Examine each line of the data. Copy those that contain the string "JSON".

(Source data)
★ ★ ★ ★ ★ ★ ★

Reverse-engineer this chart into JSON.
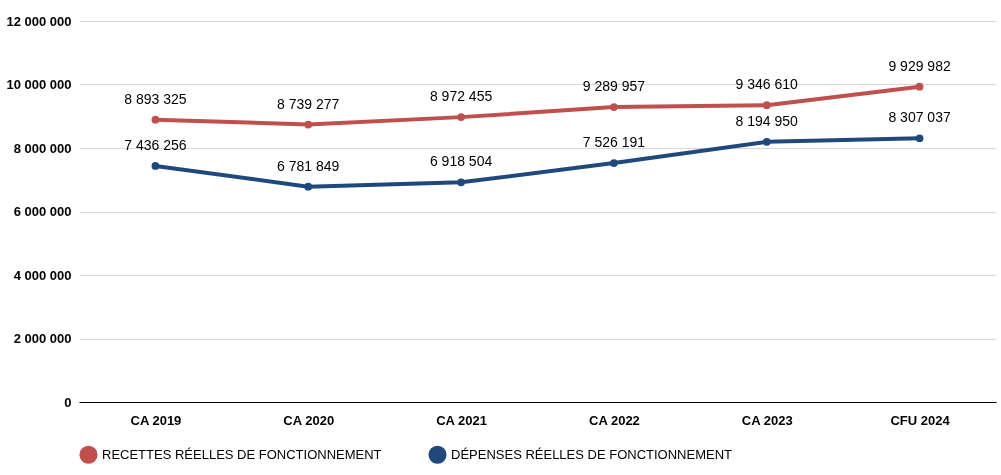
{
  "chart_data": {
    "type": "line",
    "categories": [
      "CA 2019",
      "CA 2020",
      "CA 2021",
      "CA 2022",
      "CA 2023",
      "CFU 2024"
    ],
    "series": [
      {
        "name": "RECETTES RÉELLES DE FONCTIONNEMENT",
        "color": "#c0504d",
        "values": [
          8893325,
          8739277,
          8972455,
          9289957,
          9346610,
          9929982
        ],
        "value_labels": [
          "8 893 325",
          "8 739 277",
          "8 972 455",
          "9 289 957",
          "9 346 610",
          "9 929 982"
        ]
      },
      {
        "name": "DÉPENSES RÉELLES DE FONCTIONNEMENT",
        "color": "#1f497d",
        "values": [
          7436256,
          6781849,
          6918504,
          7526191,
          8194950,
          8307037
        ],
        "value_labels": [
          "7 436 256",
          "6 781 849",
          "6 918 504",
          "7 526 191",
          "8 194 950",
          "8 307 037"
        ]
      }
    ],
    "ylim": [
      0,
      12000000
    ],
    "yticks": [
      {
        "value": 0,
        "label": "0"
      },
      {
        "value": 2000000,
        "label": "2 000 000"
      },
      {
        "value": 4000000,
        "label": "4 000 000"
      },
      {
        "value": 6000000,
        "label": "6 000 000"
      },
      {
        "value": 8000000,
        "label": "8 000 000"
      },
      {
        "value": 10000000,
        "label": "10 000 000"
      },
      {
        "value": 12000000,
        "label": "12 000 000"
      }
    ],
    "grid": "y",
    "legend": "bottom",
    "marker": "circle",
    "line_style": "solid"
  }
}
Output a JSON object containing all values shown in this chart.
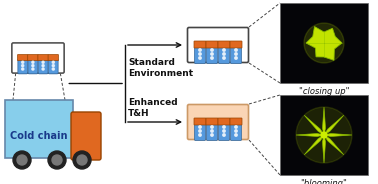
{
  "bg_color": "#ffffff",
  "truck_cargo_color": "#87ceeb",
  "truck_cab_color": "#e06820",
  "truck_text": "Cold chain",
  "truck_text_color": "#1a3a8a",
  "vial_body_color": "#5599dd",
  "vial_cap_color": "#e06820",
  "vial_highlight": "#88bbff",
  "vial_bg_white": "#ffffff",
  "vial_bg_pink": "#fad5b5",
  "box_outline_dark": "#444444",
  "box_outline_pink": "#cc9966",
  "label_standard": "Standard\nEnvironment",
  "label_enhanced": "Enhanced\nT&H",
  "label_closing": "\"closing up\"",
  "label_blooming": "\"blooming\"",
  "arrow_color": "#111111",
  "dashed_color": "#444444",
  "dark_bg": "#050508",
  "flower_color": "#ccee00",
  "flower_glow": "#aacc00",
  "text_fontsize": 6.5,
  "label_fontsize": 6.0
}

★ ★ ★ ★ ★ ★ ★

▶ _Result_
Reverse-engineer this chart into JSON.
Output a JSON object containing all values shown in this chart.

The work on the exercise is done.